Begin DATA TO USE
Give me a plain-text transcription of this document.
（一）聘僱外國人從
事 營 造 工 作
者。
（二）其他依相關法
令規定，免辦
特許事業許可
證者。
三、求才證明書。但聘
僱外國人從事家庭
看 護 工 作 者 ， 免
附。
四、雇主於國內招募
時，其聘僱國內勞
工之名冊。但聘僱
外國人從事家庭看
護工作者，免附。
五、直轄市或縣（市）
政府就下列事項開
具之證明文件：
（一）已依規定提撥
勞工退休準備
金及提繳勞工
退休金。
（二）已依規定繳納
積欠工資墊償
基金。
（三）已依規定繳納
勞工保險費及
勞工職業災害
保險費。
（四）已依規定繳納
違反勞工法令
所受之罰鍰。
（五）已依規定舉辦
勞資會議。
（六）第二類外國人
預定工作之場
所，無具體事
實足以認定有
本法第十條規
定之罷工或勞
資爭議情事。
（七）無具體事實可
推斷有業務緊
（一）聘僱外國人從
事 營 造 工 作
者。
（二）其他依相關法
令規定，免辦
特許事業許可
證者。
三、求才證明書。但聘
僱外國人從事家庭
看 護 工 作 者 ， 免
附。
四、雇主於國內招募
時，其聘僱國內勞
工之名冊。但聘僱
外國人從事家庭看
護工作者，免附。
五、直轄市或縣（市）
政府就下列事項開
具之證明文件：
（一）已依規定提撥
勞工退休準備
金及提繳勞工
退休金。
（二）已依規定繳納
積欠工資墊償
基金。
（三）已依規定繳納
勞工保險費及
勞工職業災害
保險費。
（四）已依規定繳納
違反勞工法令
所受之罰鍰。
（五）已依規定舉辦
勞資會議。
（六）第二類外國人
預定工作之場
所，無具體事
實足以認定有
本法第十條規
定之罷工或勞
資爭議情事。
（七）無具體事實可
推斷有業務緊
End DATA TO USE
## EXERCISE DETAILS
Copy each line of the data above without altering a single character.

## EXPECTED ANSWER
Give me a plain-text transcription of this document.
（一）聘僱外國人從
事 營 造 工 作
者。
（二）其他依相關法
令規定，免辦
特許事業許可
證者。
三、求才證明書。但聘
僱外國人從事家庭
看 護 工 作 者 ， 免
附。
四、雇主於國內招募
時，其聘僱國內勞
工之名冊。但聘僱
外國人從事家庭看
護工作者，免附。
五、直轄市或縣（市）
政府就下列事項開
具之證明文件：
（一）已依規定提撥
勞工退休準備
金及提繳勞工
退休金。
（二）已依規定繳納
積欠工資墊償
基金。
（三）已依規定繳納
勞工保險費及
勞工職業災害
保險費。
（四）已依規定繳納
違反勞工法令
所受之罰鍰。
（五）已依規定舉辦
勞資會議。
（六）第二類外國人
預定工作之場
所，無具體事
實足以認定有
本法第十條規
定之罷工或勞
資爭議情事。
（七）無具體事實可
推斷有業務緊
（一）聘僱外國人從
事 營 造 工 作
者。
（二）其他依相關法
令規定，免辦
特許事業許可
證者。
三、求才證明書。但聘
僱外國人從事家庭
看 護 工 作 者 ， 免
附。
四、雇主於國內招募
時，其聘僱國內勞
工之名冊。但聘僱
外國人從事家庭看
護工作者，免附。
五、直轄市或縣（市）
政府就下列事項開
具之證明文件：
（一）已依規定提撥
勞工退休準備
金及提繳勞工
退休金。
（二）已依規定繳納
積欠工資墊償
基金。
（三）已依規定繳納
勞工保險費及
勞工職業災害
保險費。
（四）已依規定繳納
違反勞工法令
所受之罰鍰。
（五）已依規定舉辦
勞資會議。
（六）第二類外國人
預定工作之場
所，無具體事
實足以認定有
本法第十條規
定之罷工或勞
資爭議情事。
（七）無具體事實可
推斷有業務緊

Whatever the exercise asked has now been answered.